- [PROBLEM] Gather every line holding the string "получаем".

- [Records contained in a dataset]
►
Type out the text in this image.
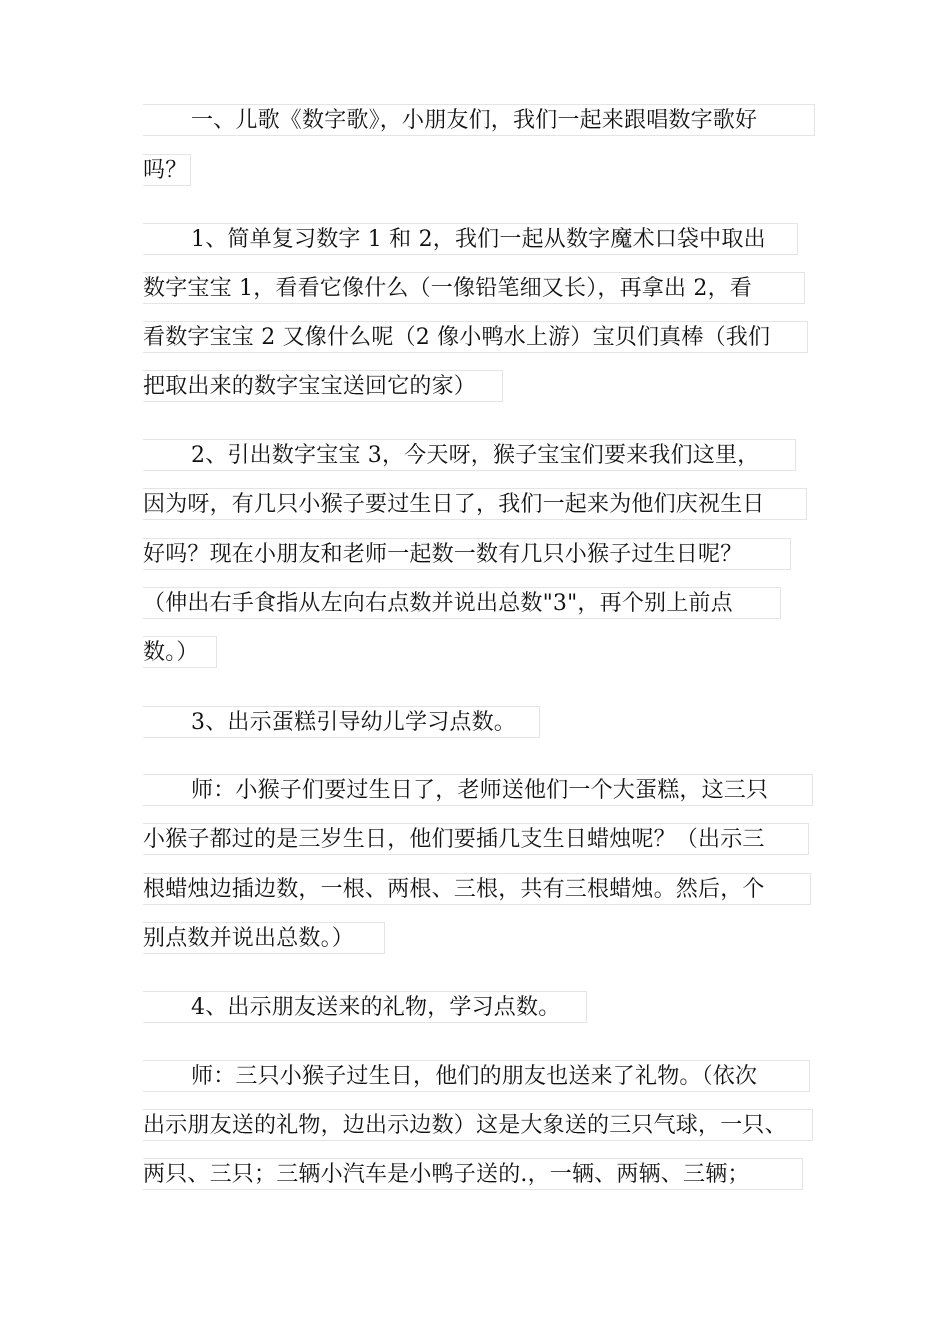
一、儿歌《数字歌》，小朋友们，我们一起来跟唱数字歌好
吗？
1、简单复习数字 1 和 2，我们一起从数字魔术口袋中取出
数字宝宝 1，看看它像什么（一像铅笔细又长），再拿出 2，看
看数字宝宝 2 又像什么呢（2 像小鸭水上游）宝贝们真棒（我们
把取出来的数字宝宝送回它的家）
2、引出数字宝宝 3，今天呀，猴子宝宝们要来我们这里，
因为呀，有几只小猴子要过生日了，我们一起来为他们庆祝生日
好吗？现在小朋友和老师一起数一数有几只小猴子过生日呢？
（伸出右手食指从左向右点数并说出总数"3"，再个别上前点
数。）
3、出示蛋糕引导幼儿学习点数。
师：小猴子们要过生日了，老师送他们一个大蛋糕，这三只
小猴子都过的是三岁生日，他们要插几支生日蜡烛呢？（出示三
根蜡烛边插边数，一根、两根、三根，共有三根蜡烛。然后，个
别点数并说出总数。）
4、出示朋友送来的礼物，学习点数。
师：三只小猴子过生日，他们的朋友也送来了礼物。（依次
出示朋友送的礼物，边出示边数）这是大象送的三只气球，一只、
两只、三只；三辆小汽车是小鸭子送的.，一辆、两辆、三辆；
◄
►
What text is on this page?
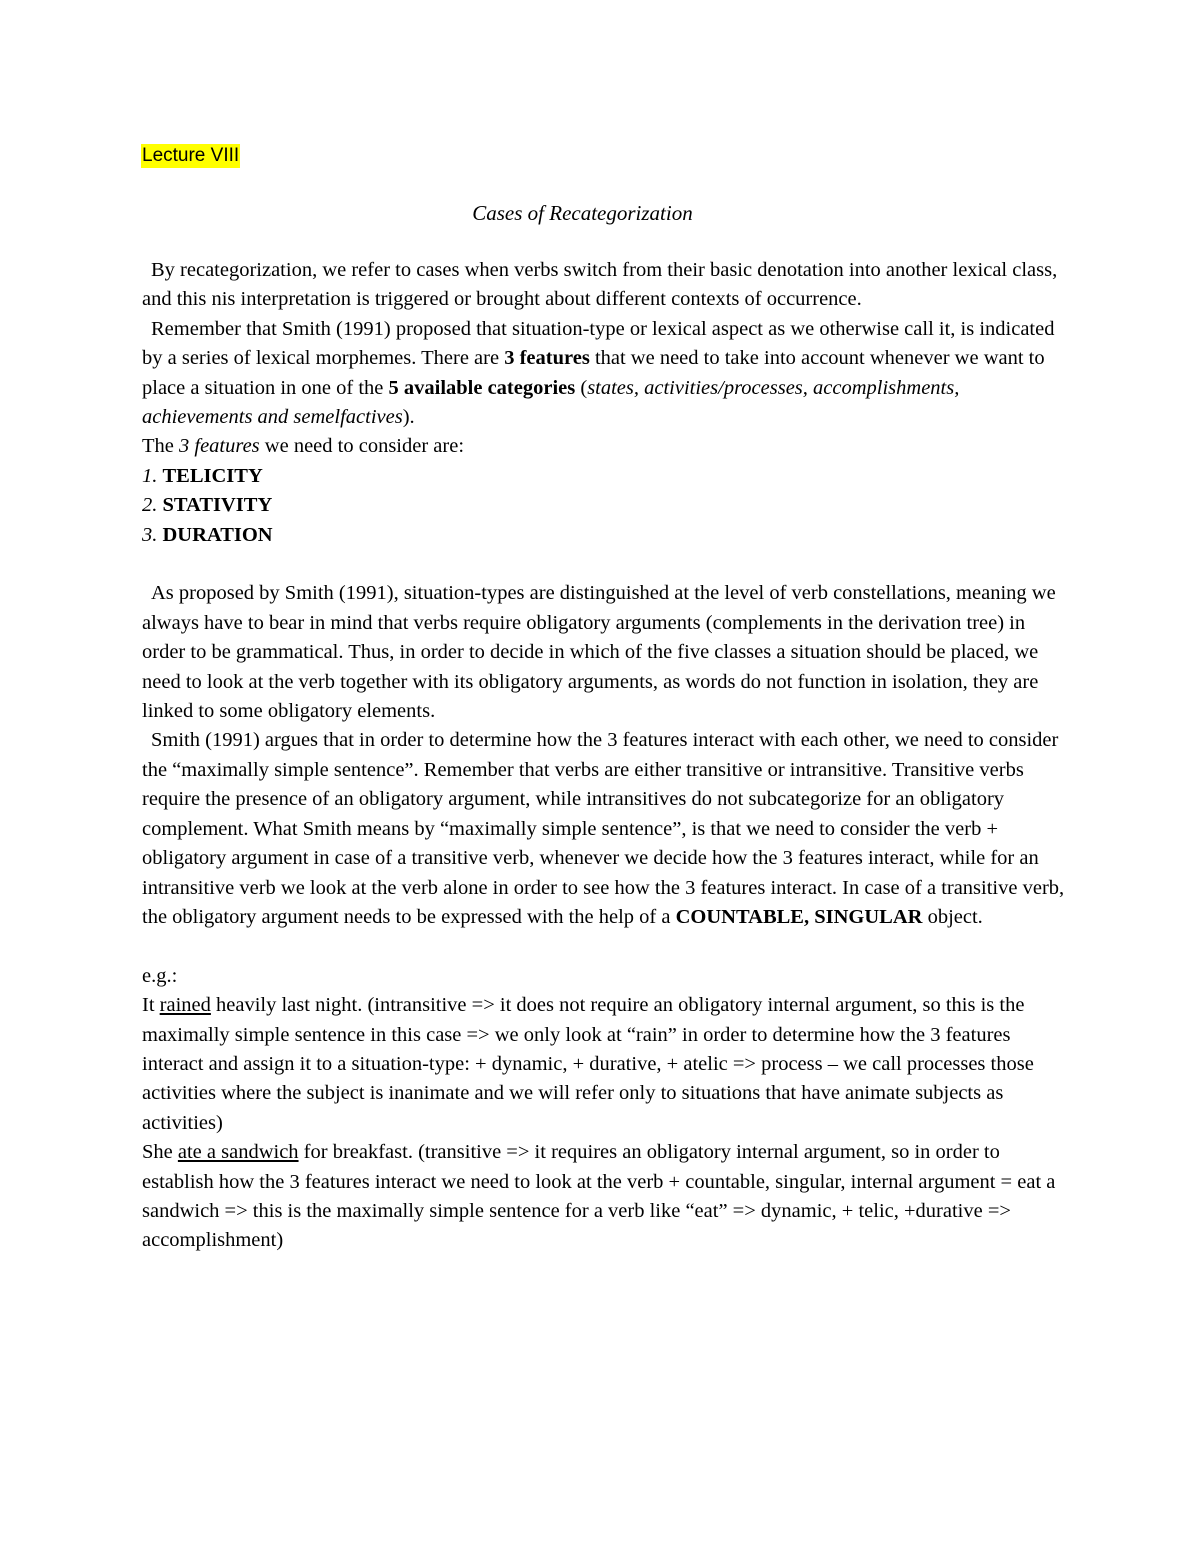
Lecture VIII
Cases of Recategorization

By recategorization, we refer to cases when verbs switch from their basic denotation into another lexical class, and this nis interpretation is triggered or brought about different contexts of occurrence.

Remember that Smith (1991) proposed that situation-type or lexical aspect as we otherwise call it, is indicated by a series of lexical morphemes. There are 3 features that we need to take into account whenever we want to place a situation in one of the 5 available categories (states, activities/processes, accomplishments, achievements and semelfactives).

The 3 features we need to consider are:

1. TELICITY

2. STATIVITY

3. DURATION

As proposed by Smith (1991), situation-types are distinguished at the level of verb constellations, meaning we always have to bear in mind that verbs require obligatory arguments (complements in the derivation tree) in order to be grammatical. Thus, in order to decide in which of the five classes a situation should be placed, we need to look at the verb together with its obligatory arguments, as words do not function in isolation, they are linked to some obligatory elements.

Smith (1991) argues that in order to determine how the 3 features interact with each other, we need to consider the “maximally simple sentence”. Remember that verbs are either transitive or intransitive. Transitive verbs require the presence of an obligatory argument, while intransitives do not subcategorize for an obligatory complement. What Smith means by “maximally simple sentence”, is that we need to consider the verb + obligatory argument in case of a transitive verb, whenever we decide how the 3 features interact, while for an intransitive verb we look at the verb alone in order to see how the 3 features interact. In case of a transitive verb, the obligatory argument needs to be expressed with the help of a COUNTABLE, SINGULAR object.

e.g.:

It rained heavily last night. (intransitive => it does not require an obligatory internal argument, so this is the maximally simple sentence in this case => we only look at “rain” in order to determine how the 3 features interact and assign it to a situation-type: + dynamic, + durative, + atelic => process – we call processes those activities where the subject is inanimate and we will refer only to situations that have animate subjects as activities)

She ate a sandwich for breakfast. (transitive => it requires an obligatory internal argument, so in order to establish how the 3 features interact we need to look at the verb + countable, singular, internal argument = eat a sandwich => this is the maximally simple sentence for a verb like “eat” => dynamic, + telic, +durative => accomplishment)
◄
►
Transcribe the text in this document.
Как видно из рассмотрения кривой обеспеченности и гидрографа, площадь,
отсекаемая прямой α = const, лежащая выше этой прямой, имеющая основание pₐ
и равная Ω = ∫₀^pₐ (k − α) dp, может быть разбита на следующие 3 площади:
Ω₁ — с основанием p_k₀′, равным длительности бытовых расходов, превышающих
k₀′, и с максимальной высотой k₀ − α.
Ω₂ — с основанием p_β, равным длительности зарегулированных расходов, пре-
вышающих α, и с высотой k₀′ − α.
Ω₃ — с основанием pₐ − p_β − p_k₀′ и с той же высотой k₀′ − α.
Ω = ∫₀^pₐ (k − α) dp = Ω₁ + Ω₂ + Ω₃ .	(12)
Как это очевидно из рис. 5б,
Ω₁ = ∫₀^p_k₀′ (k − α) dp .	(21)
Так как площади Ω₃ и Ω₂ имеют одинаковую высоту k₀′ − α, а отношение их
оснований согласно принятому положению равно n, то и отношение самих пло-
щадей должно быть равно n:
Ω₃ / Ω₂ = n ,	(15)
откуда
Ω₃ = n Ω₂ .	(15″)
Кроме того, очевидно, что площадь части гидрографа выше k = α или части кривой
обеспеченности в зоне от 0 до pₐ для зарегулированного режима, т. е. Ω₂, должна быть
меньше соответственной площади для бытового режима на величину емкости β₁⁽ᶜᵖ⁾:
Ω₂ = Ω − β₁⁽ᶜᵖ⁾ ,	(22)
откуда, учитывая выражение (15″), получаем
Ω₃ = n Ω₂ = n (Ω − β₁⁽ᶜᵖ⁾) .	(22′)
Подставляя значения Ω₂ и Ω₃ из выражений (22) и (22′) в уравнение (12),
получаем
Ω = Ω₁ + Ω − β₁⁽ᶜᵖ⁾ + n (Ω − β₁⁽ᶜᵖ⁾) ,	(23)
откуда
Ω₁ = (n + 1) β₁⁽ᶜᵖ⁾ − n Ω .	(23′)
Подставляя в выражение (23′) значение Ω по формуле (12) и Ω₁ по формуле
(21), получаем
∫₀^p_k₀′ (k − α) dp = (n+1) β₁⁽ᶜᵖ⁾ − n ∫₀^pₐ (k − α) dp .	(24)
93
◄
- [WRITTEN ANSWER]
откуда, учитывая выражение (15″), получаем
получаем
(21), получаем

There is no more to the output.